- _Problem details_
Repeat the listing in full, exactly as it stands.

※

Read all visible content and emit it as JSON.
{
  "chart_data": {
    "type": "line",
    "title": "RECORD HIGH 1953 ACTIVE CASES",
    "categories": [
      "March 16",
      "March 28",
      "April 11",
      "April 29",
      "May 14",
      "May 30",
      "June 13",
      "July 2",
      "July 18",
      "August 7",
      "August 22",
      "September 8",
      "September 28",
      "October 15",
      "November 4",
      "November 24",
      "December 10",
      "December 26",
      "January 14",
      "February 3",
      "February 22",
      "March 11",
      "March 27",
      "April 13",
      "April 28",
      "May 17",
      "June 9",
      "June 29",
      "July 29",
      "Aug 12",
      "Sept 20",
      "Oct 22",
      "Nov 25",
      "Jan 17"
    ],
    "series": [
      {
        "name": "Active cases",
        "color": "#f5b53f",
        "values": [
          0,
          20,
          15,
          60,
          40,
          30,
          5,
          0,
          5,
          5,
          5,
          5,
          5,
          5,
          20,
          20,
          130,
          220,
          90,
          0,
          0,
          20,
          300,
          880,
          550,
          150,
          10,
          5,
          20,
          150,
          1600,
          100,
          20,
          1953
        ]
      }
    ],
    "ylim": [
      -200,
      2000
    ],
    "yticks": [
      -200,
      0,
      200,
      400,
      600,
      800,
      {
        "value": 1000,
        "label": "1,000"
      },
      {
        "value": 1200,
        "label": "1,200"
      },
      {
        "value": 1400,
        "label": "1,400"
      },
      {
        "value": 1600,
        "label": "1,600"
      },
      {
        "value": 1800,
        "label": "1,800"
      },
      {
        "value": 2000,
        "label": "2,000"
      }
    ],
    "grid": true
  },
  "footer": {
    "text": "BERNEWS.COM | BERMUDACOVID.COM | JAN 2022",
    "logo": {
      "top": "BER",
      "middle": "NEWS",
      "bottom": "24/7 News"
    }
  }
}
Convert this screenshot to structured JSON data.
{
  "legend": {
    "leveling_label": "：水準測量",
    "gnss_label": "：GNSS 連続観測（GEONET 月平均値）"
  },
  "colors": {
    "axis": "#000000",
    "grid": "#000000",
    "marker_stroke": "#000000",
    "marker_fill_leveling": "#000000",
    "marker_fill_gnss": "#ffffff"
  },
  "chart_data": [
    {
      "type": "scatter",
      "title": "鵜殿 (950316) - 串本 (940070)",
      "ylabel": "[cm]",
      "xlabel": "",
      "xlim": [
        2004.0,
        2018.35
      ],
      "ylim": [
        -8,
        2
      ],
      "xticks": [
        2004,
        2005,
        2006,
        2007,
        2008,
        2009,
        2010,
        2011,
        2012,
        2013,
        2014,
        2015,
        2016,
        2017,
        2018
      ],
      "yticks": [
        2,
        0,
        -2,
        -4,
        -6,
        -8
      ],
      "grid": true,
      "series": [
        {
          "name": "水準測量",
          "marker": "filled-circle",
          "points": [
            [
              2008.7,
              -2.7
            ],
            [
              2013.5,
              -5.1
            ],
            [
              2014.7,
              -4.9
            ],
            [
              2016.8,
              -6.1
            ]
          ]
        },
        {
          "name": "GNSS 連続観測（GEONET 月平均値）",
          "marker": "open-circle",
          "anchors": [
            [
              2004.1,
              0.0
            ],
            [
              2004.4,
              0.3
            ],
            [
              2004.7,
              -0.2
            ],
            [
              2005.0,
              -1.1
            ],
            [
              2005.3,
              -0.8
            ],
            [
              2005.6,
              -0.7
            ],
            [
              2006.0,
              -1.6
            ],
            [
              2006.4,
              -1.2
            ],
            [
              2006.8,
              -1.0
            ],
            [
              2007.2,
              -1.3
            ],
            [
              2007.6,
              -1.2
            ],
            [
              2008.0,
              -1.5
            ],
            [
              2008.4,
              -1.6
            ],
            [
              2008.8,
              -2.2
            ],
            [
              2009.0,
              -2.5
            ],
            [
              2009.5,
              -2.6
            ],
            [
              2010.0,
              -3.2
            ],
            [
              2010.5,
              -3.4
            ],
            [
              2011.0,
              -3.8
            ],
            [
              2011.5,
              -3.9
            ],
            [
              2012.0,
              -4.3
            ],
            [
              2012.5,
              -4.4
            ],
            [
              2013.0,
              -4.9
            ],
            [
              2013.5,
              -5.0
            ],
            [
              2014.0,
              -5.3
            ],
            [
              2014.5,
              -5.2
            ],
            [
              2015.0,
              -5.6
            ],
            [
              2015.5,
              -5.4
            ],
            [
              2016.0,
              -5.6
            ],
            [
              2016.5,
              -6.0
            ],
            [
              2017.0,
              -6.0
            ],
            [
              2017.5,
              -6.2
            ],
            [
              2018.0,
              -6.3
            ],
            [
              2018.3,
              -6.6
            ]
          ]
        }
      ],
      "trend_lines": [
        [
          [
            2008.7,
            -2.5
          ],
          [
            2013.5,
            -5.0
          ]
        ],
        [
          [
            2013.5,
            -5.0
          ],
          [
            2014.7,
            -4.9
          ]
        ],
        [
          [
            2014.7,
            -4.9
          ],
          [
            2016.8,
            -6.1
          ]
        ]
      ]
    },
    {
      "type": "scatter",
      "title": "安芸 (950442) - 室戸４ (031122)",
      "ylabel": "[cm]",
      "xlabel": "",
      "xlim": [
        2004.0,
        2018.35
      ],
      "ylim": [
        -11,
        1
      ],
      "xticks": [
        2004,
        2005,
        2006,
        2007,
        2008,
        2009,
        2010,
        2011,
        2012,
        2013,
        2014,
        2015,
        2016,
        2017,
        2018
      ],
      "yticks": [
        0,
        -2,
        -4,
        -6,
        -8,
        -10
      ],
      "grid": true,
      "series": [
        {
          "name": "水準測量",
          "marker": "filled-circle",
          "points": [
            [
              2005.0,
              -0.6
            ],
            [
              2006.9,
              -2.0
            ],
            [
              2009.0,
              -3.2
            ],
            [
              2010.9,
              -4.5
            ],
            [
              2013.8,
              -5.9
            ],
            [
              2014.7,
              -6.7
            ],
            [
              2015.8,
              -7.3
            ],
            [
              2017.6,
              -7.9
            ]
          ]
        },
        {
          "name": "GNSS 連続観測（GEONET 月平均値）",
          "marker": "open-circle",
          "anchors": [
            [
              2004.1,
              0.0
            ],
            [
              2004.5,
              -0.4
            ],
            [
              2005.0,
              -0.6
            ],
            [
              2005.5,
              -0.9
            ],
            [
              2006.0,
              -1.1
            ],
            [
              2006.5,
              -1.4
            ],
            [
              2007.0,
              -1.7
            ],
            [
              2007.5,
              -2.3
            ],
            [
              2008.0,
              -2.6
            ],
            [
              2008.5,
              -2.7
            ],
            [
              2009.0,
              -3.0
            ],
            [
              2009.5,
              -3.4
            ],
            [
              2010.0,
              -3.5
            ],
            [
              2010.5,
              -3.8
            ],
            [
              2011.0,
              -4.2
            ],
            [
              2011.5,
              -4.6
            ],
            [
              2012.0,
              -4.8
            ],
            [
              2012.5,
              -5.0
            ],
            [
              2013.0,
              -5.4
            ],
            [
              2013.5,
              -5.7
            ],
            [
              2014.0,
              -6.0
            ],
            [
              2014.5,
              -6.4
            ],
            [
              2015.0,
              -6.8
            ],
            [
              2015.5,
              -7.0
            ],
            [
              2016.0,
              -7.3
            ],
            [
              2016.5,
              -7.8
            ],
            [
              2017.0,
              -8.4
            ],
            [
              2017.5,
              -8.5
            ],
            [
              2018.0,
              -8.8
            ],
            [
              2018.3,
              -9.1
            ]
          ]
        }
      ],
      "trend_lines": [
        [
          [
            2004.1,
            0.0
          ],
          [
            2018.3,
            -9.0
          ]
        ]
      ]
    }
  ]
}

※

- _The reply_
Read all visible content and emit it as JSON.
{
  "chart_data": {
    "type": "line",
    "title": "RECORD HIGH 1953 ACTIVE CASES",
    "categories": [
      "March 16",
      "March 28",
      "April 11",
      "April 29",
      "May 14",
      "May 30",
      "June 13",
      "July 2",
      "July 18",
      "August 7",
      "August 22",
      "September 8",
      "September 28",
      "October 15",
      "November 4",
      "November 24",
      "December 10",
      "December 26",
      "January 14",
      "February 3",
      "February 22",
      "March 11",
      "March 27",
      "April 13",
      "April 28",
      "May 17",
      "June 9",
      "June 29",
      "July 29",
      "Aug 12",
      "Sept 20",
      "Oct 22",
      "Nov 25",
      "Jan 17"
    ],
    "series": [
      {
        "name": "Active cases",
        "color": "#f5b53f",
        "values": [
          0,
          20,
          15,
          60,
          40,
          30,
          5,
          0,
          5,
          5,
          5,
          5,
          5,
          5,
          20,
          20,
          130,
          220,
          90,
          0,
          0,
          20,
          300,
          880,
          550,
          150,
          10,
          5,
          20,
          150,
          1600,
          100,
          20,
          1953
        ]
      }
    ],
    "ylim": [
      -200,
      2000
    ],
    "yticks": [
      -200,
      0,
      200,
      400,
      600,
      800,
      {
        "value": 1000,
        "label": "1,000"
      },
      {
        "value": 1200,
        "label": "1,200"
      },
      {
        "value": 1400,
        "label": "1,400"
      },
      {
        "value": 1600,
        "label": "1,600"
      },
      {
        "value": 1800,
        "label": "1,800"
      },
      {
        "value": 2000,
        "label": "2,000"
      }
    ],
    "grid": true
  },
  "footer": {
    "text": "BERNEWS.COM | BERMUDACOVID.COM | JAN 2022",
    "logo": {
      "top": "BER",
      "middle": "NEWS",
      "bottom": "24/7 News"
    }
  }
}
Convert this screenshot to structured JSON data.
{
  "legend": {
    "leveling_label": "：水準測量",
    "gnss_label": "：GNSS 連続観測（GEONET 月平均値）"
  },
  "colors": {
    "axis": "#000000",
    "grid": "#000000",
    "marker_stroke": "#000000",
    "marker_fill_leveling": "#000000",
    "marker_fill_gnss": "#ffffff"
  },
  "chart_data": [
    {
      "type": "scatter",
      "title": "鵜殿 (950316) - 串本 (940070)",
      "ylabel": "[cm]",
      "xlabel": "",
      "xlim": [
        2004.0,
        2018.35
      ],
      "ylim": [
        -8,
        2
      ],
      "xticks": [
        2004,
        2005,
        2006,
        2007,
        2008,
        2009,
        2010,
        2011,
        2012,
        2013,
        2014,
        2015,
        2016,
        2017,
        2018
      ],
      "yticks": [
        2,
        0,
        -2,
        -4,
        -6,
        -8
      ],
      "grid": true,
      "series": [
        {
          "name": "水準測量",
          "marker": "filled-circle",
          "points": [
            [
              2008.7,
              -2.7
            ],
            [
              2013.5,
              -5.1
            ],
            [
              2014.7,
              -4.9
            ],
            [
              2016.8,
              -6.1
            ]
          ]
        },
        {
          "name": "GNSS 連続観測（GEONET 月平均値）",
          "marker": "open-circle",
          "anchors": [
            [
              2004.1,
              0.0
            ],
            [
              2004.4,
              0.3
            ],
            [
              2004.7,
              -0.2
            ],
            [
              2005.0,
              -1.1
            ],
            [
              2005.3,
              -0.8
            ],
            [
              2005.6,
              -0.7
            ],
            [
              2006.0,
              -1.6
            ],
            [
              2006.4,
              -1.2
            ],
            [
              2006.8,
              -1.0
            ],
            [
              2007.2,
              -1.3
            ],
            [
              2007.6,
              -1.2
            ],
            [
              2008.0,
              -1.5
            ],
            [
              2008.4,
              -1.6
            ],
            [
              2008.8,
              -2.2
            ],
            [
              2009.0,
              -2.5
            ],
            [
              2009.5,
              -2.6
            ],
            [
              2010.0,
              -3.2
            ],
            [
              2010.5,
              -3.4
            ],
            [
              2011.0,
              -3.8
            ],
            [
              2011.5,
              -3.9
            ],
            [
              2012.0,
              -4.3
            ],
            [
              2012.5,
              -4.4
            ],
            [
              2013.0,
              -4.9
            ],
            [
              2013.5,
              -5.0
            ],
            [
              2014.0,
              -5.3
            ],
            [
              2014.5,
              -5.2
            ],
            [
              2015.0,
              -5.6
            ],
            [
              2015.5,
              -5.4
            ],
            [
              2016.0,
              -5.6
            ],
            [
              2016.5,
              -6.0
            ],
            [
              2017.0,
              -6.0
            ],
            [
              2017.5,
              -6.2
            ],
            [
              2018.0,
              -6.3
            ],
            [
              2018.3,
              -6.6
            ]
          ]
        }
      ],
      "trend_lines": [
        [
          [
            2008.7,
            -2.5
          ],
          [
            2013.5,
            -5.0
          ]
        ],
        [
          [
            2013.5,
            -5.0
          ],
          [
            2014.7,
            -4.9
          ]
        ],
        [
          [
            2014.7,
            -4.9
          ],
          [
            2016.8,
            -6.1
          ]
        ]
      ]
    },
    {
      "type": "scatter",
      "title": "安芸 (950442) - 室戸４ (031122)",
      "ylabel": "[cm]",
      "xlabel": "",
      "xlim": [
        2004.0,
        2018.35
      ],
      "ylim": [
        -11,
        1
      ],
      "xticks": [
        2004,
        2005,
        2006,
        2007,
        2008,
        2009,
        2010,
        2011,
        2012,
        2013,
        2014,
        2015,
        2016,
        2017,
        2018
      ],
      "yticks": [
        0,
        -2,
        -4,
        -6,
        -8,
        -10
      ],
      "grid": true,
      "series": [
        {
          "name": "水準測量",
          "marker": "filled-circle",
          "points": [
            [
              2005.0,
              -0.6
            ],
            [
              2006.9,
              -2.0
            ],
            [
              2009.0,
              -3.2
            ],
            [
              2010.9,
              -4.5
            ],
            [
              2013.8,
              -5.9
            ],
            [
              2014.7,
              -6.7
            ],
            [
              2015.8,
              -7.3
            ],
            [
              2017.6,
              -7.9
            ]
          ]
        },
        {
          "name": "GNSS 連続観測（GEONET 月平均値）",
          "marker": "open-circle",
          "anchors": [
            [
              2004.1,
              0.0
            ],
            [
              2004.5,
              -0.4
            ],
            [
              2005.0,
              -0.6
            ],
            [
              2005.5,
              -0.9
            ],
            [
              2006.0,
              -1.1
            ],
            [
              2006.5,
              -1.4
            ],
            [
              2007.0,
              -1.7
            ],
            [
              2007.5,
              -2.3
            ],
            [
              2008.0,
              -2.6
            ],
            [
              2008.5,
              -2.7
            ],
            [
              2009.0,
              -3.0
            ],
            [
              2009.5,
              -3.4
            ],
            [
              2010.0,
              -3.5
            ],
            [
              2010.5,
              -3.8
            ],
            [
              2011.0,
              -4.2
            ],
            [
              2011.5,
              -4.6
            ],
            [
              2012.0,
              -4.8
            ],
            [
              2012.5,
              -5.0
            ],
            [
              2013.0,
              -5.4
            ],
            [
              2013.5,
              -5.7
            ],
            [
              2014.0,
              -6.0
            ],
            [
              2014.5,
              -6.4
            ],
            [
              2015.0,
              -6.8
            ],
            [
              2015.5,
              -7.0
            ],
            [
              2016.0,
              -7.3
            ],
            [
              2016.5,
              -7.8
            ],
            [
              2017.0,
              -8.4
            ],
            [
              2017.5,
              -8.5
            ],
            [
              2018.0,
              -8.8
            ],
            [
              2018.3,
              -9.1
            ]
          ]
        }
      ],
      "trend_lines": [
        [
          [
            2004.1,
            0.0
          ],
          [
            2018.3,
            -9.0
          ]
        ]
      ]
    }
  ]
}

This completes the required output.